:: Written problem ::
Scan the data below and pick out the lines containing the word "April".

Collected data entries:

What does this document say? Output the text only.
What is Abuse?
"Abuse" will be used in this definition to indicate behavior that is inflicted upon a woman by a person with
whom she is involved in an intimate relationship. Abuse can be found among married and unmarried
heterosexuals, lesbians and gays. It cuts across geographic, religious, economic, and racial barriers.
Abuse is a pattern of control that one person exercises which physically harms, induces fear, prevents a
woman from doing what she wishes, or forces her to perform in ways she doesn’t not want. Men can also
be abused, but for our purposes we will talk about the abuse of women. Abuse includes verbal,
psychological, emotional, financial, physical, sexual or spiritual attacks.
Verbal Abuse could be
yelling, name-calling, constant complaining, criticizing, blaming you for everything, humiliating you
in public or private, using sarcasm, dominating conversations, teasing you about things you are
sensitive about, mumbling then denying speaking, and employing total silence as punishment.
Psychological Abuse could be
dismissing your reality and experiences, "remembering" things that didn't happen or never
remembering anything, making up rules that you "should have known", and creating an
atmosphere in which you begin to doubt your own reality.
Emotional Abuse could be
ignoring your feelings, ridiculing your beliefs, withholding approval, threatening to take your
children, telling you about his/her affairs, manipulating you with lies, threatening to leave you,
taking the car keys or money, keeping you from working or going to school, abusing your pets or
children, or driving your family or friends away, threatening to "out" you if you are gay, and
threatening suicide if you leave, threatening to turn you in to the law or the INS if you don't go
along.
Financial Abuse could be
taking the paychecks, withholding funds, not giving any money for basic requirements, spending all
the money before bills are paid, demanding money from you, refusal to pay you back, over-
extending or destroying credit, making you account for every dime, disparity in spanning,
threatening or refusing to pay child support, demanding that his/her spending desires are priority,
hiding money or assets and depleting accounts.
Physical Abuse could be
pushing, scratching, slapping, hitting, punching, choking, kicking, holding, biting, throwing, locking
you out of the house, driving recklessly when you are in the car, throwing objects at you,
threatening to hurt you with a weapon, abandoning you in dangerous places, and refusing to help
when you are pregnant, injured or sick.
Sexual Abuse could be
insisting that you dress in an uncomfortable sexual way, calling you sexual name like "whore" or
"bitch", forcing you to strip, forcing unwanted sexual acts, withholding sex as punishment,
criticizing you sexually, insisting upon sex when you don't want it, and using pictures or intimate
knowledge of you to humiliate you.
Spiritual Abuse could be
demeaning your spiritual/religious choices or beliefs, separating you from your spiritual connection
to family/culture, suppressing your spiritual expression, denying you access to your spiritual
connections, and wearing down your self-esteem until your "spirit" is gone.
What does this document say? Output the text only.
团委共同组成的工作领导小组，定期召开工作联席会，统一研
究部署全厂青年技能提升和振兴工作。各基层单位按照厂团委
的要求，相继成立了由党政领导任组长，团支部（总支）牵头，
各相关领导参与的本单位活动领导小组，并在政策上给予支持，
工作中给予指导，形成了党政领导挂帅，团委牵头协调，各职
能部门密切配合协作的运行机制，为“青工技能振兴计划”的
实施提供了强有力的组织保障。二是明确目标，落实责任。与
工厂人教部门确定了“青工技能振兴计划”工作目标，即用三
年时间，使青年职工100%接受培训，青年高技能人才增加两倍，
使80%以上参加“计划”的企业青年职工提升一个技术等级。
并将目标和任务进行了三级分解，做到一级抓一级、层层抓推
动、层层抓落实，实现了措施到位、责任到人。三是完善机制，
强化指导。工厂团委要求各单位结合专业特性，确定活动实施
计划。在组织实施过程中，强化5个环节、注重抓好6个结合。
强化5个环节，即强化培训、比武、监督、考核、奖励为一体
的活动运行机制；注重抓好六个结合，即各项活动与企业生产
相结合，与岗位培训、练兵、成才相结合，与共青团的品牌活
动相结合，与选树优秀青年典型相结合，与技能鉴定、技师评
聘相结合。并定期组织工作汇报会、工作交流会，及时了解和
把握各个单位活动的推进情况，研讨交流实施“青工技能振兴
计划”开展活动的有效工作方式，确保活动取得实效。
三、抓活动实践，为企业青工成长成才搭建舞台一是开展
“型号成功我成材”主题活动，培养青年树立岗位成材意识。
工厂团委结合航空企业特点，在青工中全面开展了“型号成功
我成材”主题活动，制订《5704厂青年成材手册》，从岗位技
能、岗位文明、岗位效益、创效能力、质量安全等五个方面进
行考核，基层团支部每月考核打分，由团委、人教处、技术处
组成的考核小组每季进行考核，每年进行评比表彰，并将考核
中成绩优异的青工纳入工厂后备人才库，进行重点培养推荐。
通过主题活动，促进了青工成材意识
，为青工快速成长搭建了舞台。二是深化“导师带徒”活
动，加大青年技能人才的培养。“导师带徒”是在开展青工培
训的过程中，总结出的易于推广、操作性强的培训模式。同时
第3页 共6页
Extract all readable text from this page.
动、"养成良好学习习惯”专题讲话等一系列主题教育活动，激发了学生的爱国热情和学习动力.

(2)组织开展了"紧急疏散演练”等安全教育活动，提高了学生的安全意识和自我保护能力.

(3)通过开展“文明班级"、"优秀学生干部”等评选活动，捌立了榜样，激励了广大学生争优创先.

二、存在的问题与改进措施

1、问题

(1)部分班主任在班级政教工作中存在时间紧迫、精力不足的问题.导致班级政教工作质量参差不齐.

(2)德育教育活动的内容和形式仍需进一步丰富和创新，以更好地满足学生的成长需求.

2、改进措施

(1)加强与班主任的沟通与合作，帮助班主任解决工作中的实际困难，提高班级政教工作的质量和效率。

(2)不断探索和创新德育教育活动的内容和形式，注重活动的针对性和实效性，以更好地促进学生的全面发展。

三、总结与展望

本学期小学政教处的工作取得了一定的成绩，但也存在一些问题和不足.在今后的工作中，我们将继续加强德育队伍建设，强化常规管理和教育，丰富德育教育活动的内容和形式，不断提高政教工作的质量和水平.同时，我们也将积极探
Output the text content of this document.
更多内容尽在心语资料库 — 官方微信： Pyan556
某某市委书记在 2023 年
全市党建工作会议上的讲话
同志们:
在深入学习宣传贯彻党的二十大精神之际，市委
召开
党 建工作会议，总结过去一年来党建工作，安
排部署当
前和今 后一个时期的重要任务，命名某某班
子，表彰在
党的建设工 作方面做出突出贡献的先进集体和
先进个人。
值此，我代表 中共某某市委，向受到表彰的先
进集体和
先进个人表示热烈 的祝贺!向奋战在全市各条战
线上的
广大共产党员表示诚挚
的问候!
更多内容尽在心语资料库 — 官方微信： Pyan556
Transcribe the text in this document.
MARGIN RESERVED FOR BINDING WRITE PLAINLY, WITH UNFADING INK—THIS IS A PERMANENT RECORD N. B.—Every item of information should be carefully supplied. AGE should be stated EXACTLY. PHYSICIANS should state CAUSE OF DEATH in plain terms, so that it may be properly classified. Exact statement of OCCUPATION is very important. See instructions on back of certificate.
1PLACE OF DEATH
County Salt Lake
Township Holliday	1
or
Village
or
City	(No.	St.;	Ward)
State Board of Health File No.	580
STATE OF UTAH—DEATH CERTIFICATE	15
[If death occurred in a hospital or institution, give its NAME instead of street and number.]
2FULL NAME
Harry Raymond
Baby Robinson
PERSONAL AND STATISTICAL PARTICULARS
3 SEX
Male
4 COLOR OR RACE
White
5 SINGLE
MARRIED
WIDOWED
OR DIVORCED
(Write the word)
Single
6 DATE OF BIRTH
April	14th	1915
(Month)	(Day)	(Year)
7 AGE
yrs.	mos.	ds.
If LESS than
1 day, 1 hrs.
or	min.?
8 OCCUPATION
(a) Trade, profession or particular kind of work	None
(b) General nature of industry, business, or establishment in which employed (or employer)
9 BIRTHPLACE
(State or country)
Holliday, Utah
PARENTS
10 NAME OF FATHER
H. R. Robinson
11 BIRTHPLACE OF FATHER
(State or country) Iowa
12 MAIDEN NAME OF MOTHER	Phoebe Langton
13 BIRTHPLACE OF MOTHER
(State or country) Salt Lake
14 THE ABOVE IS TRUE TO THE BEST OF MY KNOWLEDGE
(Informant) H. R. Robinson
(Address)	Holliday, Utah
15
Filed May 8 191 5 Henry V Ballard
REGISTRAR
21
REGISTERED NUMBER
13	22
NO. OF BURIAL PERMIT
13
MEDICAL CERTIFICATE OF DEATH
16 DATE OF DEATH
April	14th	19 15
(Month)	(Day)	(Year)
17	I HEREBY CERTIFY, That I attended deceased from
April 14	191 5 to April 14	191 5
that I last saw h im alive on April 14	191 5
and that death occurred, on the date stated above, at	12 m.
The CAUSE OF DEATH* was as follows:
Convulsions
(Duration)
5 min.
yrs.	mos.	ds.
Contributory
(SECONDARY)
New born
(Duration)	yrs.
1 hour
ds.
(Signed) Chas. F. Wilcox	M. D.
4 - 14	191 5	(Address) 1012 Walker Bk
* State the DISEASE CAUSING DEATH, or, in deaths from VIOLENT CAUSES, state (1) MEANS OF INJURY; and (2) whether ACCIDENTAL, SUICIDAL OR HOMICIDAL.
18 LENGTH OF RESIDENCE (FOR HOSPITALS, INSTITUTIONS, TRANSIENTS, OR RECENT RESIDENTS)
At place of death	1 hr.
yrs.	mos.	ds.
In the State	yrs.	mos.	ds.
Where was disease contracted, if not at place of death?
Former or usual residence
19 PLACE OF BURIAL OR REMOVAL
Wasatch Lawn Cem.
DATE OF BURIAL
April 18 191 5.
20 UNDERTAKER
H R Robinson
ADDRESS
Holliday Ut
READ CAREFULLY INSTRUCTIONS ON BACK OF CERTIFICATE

:: Exercise response ::
April	14th	1915
April	14th	19 15
April 14	191 5 to April 14	191 5
that I last saw h im alive on April 14	191 5
April 18 191 5.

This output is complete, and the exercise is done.